[Collection entries]

────────

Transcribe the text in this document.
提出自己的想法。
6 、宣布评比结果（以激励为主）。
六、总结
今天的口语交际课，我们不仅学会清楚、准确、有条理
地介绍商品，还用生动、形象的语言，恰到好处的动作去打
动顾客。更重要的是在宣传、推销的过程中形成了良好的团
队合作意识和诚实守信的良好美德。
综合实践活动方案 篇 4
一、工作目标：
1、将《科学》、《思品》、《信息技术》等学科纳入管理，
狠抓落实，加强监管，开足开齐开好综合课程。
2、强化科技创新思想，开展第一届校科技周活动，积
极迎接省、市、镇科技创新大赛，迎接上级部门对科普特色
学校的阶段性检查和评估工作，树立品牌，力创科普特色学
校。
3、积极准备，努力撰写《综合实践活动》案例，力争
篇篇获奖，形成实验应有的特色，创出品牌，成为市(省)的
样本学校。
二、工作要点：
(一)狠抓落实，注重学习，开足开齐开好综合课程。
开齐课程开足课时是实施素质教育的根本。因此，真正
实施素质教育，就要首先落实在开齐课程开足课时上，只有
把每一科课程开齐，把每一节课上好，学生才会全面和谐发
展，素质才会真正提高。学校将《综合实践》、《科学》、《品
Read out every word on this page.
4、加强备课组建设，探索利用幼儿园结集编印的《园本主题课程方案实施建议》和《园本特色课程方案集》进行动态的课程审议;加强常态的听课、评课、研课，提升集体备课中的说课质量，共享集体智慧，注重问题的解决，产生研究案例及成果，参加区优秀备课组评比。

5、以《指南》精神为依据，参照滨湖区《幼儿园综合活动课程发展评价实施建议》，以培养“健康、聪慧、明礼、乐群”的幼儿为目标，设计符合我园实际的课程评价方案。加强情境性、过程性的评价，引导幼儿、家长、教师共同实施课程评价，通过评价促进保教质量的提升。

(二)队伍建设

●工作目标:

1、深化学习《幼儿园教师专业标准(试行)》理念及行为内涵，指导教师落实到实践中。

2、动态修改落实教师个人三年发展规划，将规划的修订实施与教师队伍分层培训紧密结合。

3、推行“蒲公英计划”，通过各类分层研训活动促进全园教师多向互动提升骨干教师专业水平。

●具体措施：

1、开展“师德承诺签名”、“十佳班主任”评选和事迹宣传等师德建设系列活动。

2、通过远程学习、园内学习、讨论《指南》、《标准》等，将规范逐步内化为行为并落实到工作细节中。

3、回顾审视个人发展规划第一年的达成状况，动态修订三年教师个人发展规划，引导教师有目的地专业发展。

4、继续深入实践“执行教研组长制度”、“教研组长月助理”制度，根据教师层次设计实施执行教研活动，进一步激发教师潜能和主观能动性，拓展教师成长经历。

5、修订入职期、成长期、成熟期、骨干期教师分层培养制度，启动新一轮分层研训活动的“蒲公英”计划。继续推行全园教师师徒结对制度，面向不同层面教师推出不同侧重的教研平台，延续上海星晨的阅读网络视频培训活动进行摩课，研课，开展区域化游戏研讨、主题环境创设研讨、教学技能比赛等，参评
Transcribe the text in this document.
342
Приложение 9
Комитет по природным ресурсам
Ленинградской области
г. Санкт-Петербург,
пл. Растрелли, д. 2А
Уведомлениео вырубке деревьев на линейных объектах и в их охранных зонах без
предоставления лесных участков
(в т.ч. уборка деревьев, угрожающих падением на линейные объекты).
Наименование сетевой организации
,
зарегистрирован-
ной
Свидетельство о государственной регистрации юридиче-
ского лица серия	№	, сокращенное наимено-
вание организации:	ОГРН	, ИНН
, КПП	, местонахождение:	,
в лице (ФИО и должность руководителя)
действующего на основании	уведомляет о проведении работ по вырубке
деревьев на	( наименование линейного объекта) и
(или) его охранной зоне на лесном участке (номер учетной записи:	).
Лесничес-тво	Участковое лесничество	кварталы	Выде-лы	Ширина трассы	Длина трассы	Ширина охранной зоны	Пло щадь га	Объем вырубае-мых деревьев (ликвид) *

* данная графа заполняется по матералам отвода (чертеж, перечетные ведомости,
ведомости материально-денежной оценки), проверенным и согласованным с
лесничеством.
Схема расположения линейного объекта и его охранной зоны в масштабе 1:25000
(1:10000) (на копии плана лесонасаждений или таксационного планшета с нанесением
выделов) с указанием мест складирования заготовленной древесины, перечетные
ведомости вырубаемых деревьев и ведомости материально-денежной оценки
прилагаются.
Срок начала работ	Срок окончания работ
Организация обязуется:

────────

• **Task requirements**:
Return each entry from above without altering a single character.

• **Output for this task**:
Transcribe the text in this document.
提出自己的想法。
6 、宣布评比结果（以激励为主）。
六、总结
今天的口语交际课，我们不仅学会清楚、准确、有条理
地介绍商品，还用生动、形象的语言，恰到好处的动作去打
动顾客。更重要的是在宣传、推销的过程中形成了良好的团
队合作意识和诚实守信的良好美德。
综合实践活动方案 篇 4
一、工作目标：
1、将《科学》、《思品》、《信息技术》等学科纳入管理，
狠抓落实，加强监管，开足开齐开好综合课程。
2、强化科技创新思想，开展第一届校科技周活动，积
极迎接省、市、镇科技创新大赛，迎接上级部门对科普特色
学校的阶段性检查和评估工作，树立品牌，力创科普特色学
校。
3、积极准备，努力撰写《综合实践活动》案例，力争
篇篇获奖，形成实验应有的特色，创出品牌，成为市(省)的
样本学校。
二、工作要点：
(一)狠抓落实，注重学习，开足开齐开好综合课程。
开齐课程开足课时是实施素质教育的根本。因此，真正
实施素质教育，就要首先落实在开齐课程开足课时上，只有
把每一科课程开齐，把每一节课上好，学生才会全面和谐发
展，素质才会真正提高。学校将《综合实践》、《科学》、《品
Read out every word on this page.
4、加强备课组建设，探索利用幼儿园结集编印的《园本主题课程方案实施建议》和《园本特色课程方案集》进行动态的课程审议;加强常态的听课、评课、研课，提升集体备课中的说课质量，共享集体智慧，注重问题的解决，产生研究案例及成果，参加区优秀备课组评比。

5、以《指南》精神为依据，参照滨湖区《幼儿园综合活动课程发展评价实施建议》，以培养“健康、聪慧、明礼、乐群”的幼儿为目标，设计符合我园实际的课程评价方案。加强情境性、过程性的评价，引导幼儿、家长、教师共同实施课程评价，通过评价促进保教质量的提升。

(二)队伍建设

●工作目标:

1、深化学习《幼儿园教师专业标准(试行)》理念及行为内涵，指导教师落实到实践中。

2、动态修改落实教师个人三年发展规划，将规划的修订实施与教师队伍分层培训紧密结合。

3、推行“蒲公英计划”，通过各类分层研训活动促进全园教师多向互动提升骨干教师专业水平。

●具体措施：

1、开展“师德承诺签名”、“十佳班主任”评选和事迹宣传等师德建设系列活动。

2、通过远程学习、园内学习、讨论《指南》、《标准》等，将规范逐步内化为行为并落实到工作细节中。

3、回顾审视个人发展规划第一年的达成状况，动态修订三年教师个人发展规划，引导教师有目的地专业发展。

4、继续深入实践“执行教研组长制度”、“教研组长月助理”制度，根据教师层次设计实施执行教研活动，进一步激发教师潜能和主观能动性，拓展教师成长经历。

5、修订入职期、成长期、成熟期、骨干期教师分层培养制度，启动新一轮分层研训活动的“蒲公英”计划。继续推行全园教师师徒结对制度，面向不同层面教师推出不同侧重的教研平台，延续上海星晨的阅读网络视频培训活动进行摩课，研课，开展区域化游戏研讨、主题环境创设研讨、教学技能比赛等，参评
Transcribe the text in this document.
342
Приложение 9
Комитет по природным ресурсам
Ленинградской области
г. Санкт-Петербург,
пл. Растрелли, д. 2А
Уведомлениео вырубке деревьев на линейных объектах и в их охранных зонах без
предоставления лесных участков
(в т.ч. уборка деревьев, угрожающих падением на линейные объекты).
Наименование сетевой организации
,
зарегистрирован-
ной
Свидетельство о государственной регистрации юридиче-
ского лица серия	№	, сокращенное наимено-
вание организации:	ОГРН	, ИНН
, КПП	, местонахождение:	,
в лице (ФИО и должность руководителя)
действующего на основании	уведомляет о проведении работ по вырубке
деревьев на	( наименование линейного объекта) и
(или) его охранной зоне на лесном участке (номер учетной записи:	).
Лесничес-тво	Участковое лесничество	кварталы	Выде-лы	Ширина трассы	Длина трассы	Ширина охранной зоны	Пло щадь га	Объем вырубае-мых деревьев (ликвид) *

* данная графа заполняется по матералам отвода (чертеж, перечетные ведомости,
ведомости материально-денежной оценки), проверенным и согласованным с
лесничеством.
Схема расположения линейного объекта и его охранной зоны в масштабе 1:25000
(1:10000) (на копии плана лесонасаждений или таксационного планшета с нанесением
выделов) с указанием мест складирования заготовленной древесины, перечетные
ведомости вырубаемых деревьев и ведомости материально-денежной оценки
прилагаются.
Срок начала работ	Срок окончания работ
Организация обязуется:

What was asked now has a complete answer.